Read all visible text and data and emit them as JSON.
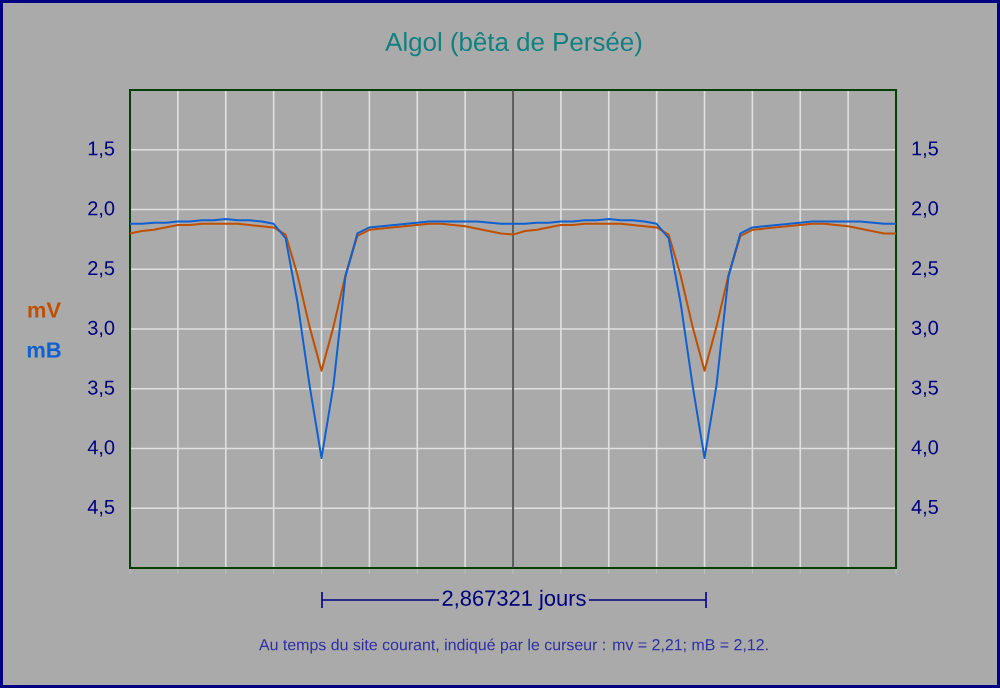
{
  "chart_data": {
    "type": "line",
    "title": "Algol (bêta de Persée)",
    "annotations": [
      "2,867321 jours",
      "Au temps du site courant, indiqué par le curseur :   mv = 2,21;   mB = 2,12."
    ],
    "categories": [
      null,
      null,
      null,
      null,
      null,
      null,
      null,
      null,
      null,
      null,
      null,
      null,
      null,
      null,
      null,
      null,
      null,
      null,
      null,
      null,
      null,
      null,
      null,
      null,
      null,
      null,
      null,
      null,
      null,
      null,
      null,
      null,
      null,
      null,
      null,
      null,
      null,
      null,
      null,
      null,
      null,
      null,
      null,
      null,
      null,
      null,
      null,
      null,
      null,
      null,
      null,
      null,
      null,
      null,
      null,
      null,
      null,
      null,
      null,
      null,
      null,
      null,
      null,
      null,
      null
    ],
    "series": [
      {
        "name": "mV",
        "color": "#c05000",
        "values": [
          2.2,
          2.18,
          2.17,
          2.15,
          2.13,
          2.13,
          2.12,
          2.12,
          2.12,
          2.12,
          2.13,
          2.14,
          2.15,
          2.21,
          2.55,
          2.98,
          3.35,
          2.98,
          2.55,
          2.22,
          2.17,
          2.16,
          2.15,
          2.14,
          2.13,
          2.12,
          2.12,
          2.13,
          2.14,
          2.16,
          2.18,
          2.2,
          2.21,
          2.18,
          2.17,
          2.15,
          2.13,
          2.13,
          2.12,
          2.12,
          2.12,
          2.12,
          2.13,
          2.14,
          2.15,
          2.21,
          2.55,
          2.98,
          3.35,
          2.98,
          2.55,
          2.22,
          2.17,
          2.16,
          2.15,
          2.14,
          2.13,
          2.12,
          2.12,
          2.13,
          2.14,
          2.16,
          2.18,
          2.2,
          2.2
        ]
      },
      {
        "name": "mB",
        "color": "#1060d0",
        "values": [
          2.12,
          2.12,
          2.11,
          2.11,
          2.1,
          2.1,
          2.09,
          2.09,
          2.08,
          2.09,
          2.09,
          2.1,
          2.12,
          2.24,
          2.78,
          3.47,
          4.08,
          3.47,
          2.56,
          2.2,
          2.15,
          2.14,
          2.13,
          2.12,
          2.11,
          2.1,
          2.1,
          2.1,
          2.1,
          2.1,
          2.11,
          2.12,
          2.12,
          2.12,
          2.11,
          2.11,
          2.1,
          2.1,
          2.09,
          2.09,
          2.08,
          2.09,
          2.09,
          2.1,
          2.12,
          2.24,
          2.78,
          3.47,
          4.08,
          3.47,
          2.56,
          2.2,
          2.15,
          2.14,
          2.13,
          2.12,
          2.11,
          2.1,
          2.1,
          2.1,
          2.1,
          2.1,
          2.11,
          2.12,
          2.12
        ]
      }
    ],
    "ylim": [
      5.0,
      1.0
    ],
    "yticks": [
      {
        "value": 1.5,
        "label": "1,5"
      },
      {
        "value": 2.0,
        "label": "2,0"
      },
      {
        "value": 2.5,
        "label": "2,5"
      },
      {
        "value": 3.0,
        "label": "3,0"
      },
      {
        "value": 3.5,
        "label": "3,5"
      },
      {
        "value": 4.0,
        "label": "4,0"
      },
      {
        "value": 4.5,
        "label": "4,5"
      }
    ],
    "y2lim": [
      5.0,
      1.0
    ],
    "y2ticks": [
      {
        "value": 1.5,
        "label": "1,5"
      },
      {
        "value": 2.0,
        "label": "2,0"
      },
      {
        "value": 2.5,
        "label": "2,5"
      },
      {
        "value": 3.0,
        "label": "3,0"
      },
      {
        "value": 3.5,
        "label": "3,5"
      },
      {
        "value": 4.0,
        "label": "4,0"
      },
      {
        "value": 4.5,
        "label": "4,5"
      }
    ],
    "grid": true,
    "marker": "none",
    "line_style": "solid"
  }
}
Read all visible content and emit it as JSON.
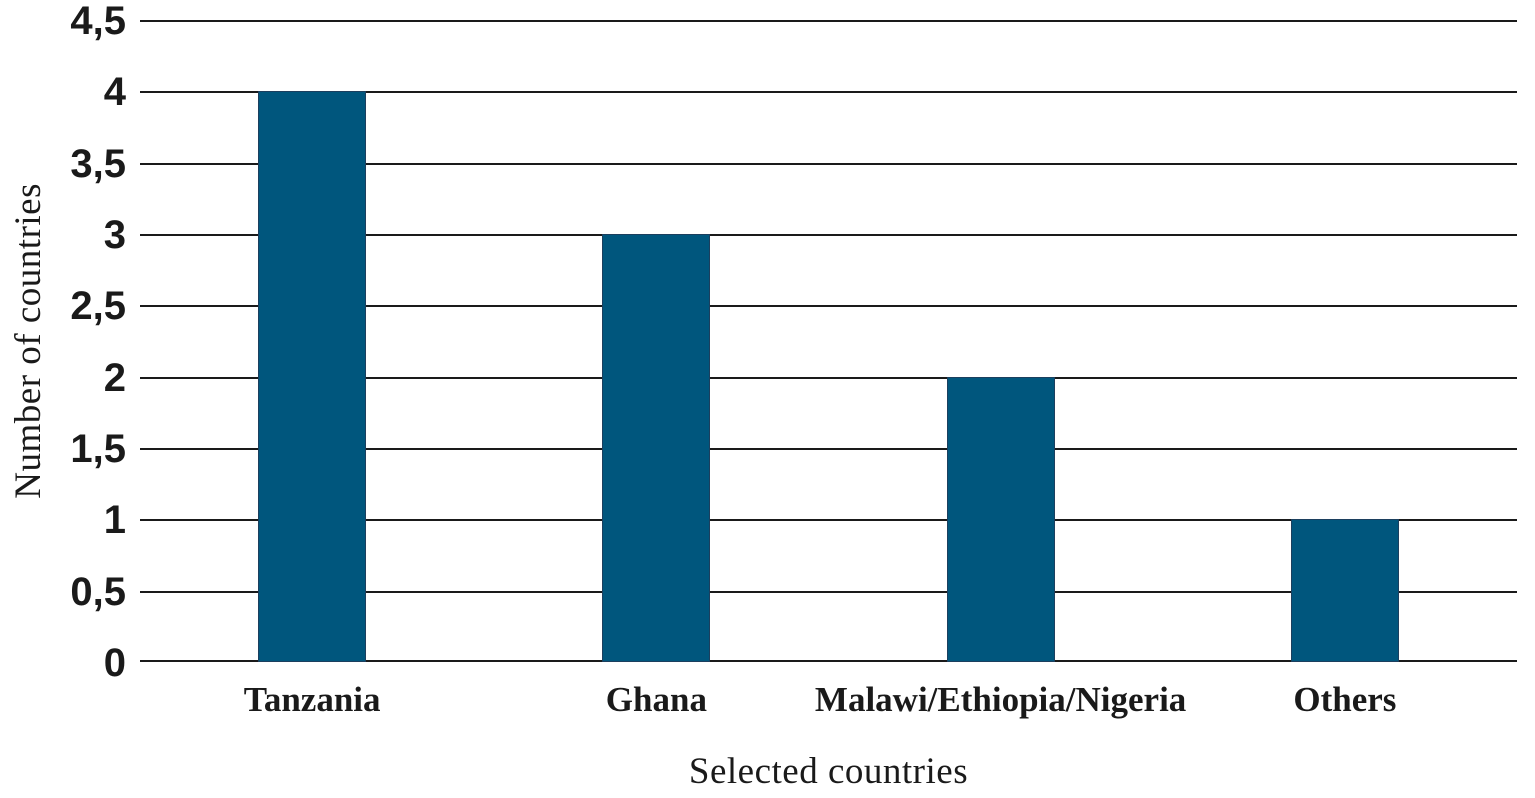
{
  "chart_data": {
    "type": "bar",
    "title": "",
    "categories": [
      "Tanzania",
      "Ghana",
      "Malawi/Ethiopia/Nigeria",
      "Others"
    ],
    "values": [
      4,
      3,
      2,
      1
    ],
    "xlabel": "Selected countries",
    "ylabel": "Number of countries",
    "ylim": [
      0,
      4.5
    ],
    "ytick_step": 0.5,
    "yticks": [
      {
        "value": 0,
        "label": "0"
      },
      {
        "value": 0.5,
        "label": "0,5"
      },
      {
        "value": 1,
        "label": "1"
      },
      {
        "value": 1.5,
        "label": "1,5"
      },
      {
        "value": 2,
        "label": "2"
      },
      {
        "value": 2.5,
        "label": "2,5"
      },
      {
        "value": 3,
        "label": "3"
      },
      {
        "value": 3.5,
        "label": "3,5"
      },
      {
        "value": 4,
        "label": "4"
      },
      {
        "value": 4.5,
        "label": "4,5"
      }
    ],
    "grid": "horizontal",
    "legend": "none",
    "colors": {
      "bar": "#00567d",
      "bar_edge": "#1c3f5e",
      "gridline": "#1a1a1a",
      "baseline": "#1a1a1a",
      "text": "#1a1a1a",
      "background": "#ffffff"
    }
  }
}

★ ★ ★ ★ ★ ★ ★

# Short exercise
Pull out every line in the material above where "Read" occurs.

# Solved exercise
Read all visible text and data and emit them as JSON.
Read all visible content and emit it as JSON.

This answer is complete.